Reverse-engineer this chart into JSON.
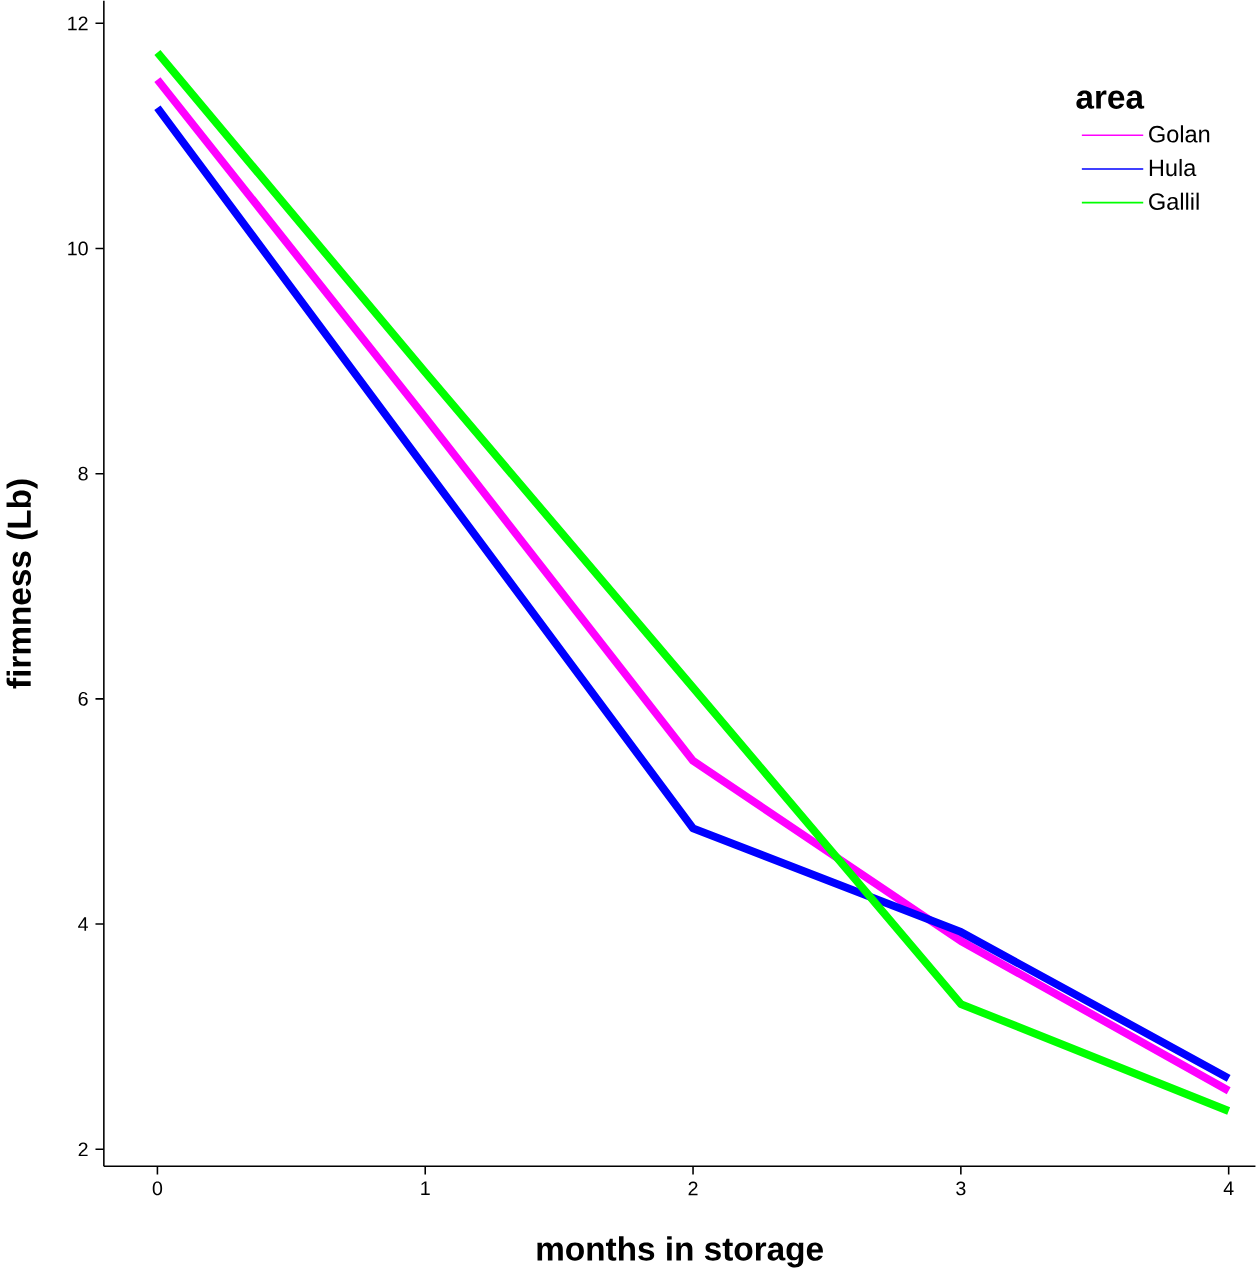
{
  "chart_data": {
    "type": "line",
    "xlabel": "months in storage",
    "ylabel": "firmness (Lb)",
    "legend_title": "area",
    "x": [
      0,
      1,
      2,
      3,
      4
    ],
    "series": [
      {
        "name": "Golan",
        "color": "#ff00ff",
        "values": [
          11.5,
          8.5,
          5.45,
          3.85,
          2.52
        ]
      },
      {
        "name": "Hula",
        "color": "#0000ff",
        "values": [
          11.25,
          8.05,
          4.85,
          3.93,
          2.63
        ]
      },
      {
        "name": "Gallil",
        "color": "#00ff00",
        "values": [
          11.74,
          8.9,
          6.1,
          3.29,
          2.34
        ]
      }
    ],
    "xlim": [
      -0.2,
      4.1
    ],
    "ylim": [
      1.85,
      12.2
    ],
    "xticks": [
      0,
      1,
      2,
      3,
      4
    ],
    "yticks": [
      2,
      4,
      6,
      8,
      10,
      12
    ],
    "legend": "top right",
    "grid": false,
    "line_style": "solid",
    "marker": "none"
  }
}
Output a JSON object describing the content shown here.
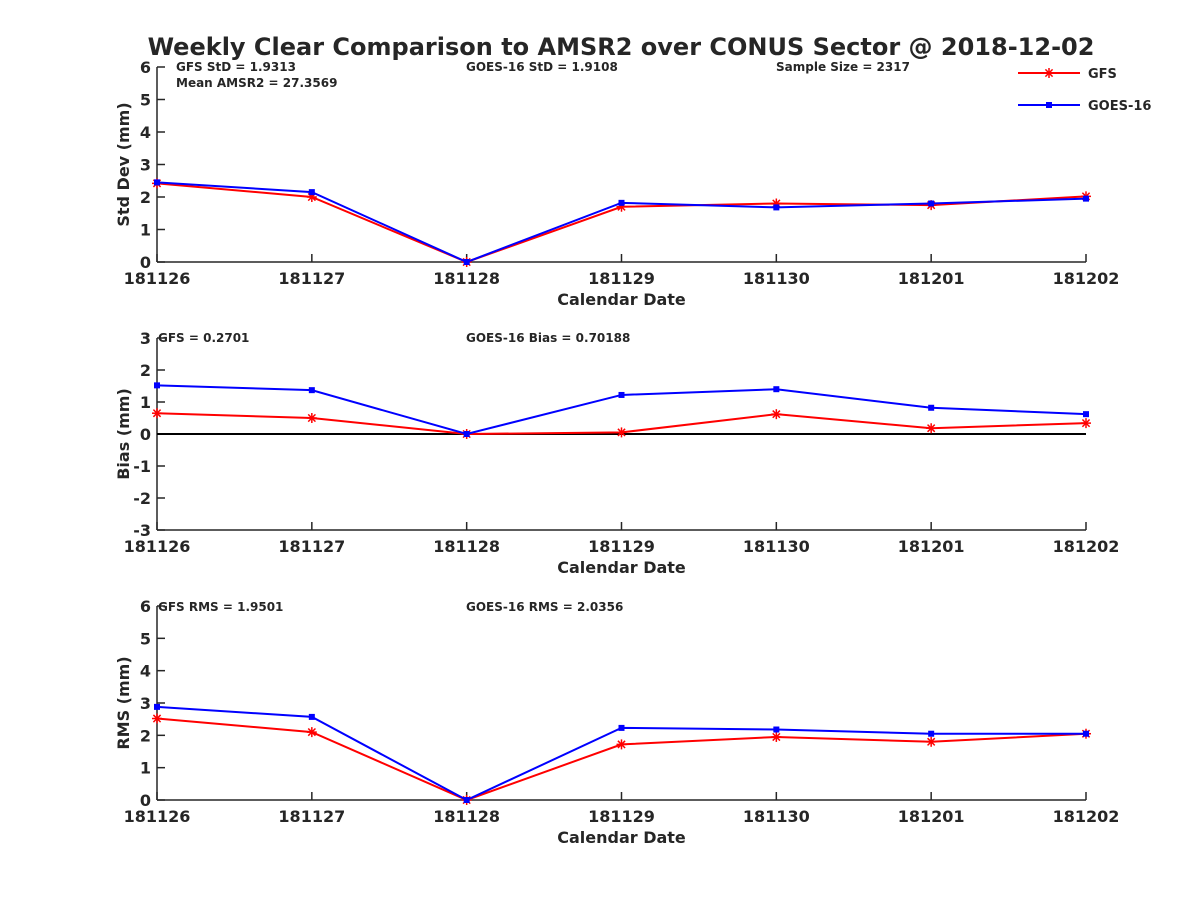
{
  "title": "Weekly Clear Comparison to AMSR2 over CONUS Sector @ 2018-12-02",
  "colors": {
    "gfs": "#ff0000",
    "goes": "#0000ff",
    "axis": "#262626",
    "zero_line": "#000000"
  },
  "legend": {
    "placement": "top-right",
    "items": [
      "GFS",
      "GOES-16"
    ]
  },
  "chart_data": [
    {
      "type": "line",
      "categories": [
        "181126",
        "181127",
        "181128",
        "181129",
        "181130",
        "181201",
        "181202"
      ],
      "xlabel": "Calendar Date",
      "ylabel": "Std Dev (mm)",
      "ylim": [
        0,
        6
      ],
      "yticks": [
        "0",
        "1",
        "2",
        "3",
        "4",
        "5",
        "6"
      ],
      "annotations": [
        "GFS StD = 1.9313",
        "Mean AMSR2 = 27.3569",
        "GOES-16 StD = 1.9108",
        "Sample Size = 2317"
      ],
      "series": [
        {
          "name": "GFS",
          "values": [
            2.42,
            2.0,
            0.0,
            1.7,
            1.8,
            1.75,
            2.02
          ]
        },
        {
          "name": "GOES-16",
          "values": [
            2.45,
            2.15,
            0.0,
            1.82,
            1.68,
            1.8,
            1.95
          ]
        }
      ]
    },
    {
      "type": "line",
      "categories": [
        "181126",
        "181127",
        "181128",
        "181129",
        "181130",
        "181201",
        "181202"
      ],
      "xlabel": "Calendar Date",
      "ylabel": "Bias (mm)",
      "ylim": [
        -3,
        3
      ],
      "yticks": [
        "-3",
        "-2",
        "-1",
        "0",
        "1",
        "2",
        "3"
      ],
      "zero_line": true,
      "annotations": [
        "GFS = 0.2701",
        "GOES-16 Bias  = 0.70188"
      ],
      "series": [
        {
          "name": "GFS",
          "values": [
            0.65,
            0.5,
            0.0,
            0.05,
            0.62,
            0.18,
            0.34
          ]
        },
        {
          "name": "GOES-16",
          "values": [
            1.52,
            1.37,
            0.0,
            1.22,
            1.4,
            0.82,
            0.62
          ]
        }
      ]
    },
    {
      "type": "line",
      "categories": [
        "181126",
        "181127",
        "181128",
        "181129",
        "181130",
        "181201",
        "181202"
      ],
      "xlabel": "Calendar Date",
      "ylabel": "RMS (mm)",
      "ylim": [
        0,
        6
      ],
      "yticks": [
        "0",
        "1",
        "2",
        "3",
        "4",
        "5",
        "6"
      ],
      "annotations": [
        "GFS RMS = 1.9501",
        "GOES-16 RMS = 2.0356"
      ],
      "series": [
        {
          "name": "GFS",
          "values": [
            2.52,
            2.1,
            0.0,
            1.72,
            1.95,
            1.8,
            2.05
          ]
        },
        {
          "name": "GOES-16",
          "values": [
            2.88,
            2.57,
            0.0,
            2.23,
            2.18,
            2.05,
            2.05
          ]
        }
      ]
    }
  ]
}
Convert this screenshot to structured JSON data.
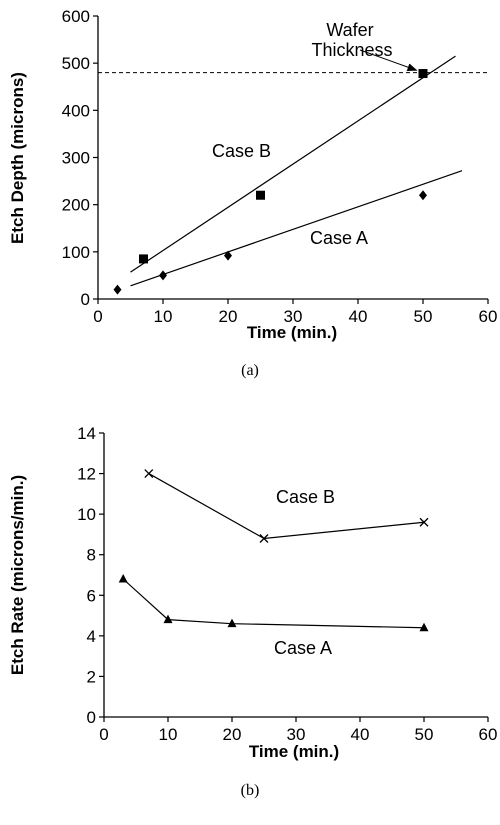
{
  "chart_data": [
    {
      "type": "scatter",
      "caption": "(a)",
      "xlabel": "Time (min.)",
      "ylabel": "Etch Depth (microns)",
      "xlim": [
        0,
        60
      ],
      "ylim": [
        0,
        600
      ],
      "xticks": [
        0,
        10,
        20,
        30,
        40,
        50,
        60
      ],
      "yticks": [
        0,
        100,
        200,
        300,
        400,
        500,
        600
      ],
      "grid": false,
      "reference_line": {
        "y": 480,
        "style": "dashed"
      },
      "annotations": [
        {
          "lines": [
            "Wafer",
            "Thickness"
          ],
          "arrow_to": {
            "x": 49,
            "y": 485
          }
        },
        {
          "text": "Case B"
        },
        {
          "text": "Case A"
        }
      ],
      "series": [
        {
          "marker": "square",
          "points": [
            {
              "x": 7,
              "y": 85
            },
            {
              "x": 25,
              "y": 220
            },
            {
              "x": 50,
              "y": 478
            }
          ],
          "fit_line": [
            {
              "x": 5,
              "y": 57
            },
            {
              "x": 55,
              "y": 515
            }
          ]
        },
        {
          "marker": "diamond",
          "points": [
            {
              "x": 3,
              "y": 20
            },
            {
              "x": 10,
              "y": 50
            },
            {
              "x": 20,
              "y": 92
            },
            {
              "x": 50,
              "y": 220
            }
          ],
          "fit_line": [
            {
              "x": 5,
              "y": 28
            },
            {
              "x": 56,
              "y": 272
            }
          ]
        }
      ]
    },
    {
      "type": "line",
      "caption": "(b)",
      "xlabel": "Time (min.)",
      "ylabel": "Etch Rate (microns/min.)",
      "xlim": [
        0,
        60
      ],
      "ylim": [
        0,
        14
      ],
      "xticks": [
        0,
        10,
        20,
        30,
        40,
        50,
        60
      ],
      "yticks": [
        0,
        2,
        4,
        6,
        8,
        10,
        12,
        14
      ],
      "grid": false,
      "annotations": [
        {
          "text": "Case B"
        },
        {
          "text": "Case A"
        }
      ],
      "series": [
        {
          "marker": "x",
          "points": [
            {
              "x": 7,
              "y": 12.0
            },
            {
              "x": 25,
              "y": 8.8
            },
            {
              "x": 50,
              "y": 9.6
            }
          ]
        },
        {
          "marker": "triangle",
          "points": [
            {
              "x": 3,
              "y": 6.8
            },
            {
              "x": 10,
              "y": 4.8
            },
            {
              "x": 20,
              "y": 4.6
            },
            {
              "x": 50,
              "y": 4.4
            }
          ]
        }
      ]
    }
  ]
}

--------------------------------------------------

Reproduce every line of the listing above in which the string "ylabel" appears.

Right answer:
    "ylabel": "firmness (Lb)",
      "ylabel": "Std Dev (mm)",
      "ylabel": "Bias (mm)",
      "ylabel": "RMS (mm)",
      "ylabel": "Etch Depth (microns)",
      "ylabel": "Etch Rate (microns/min.)",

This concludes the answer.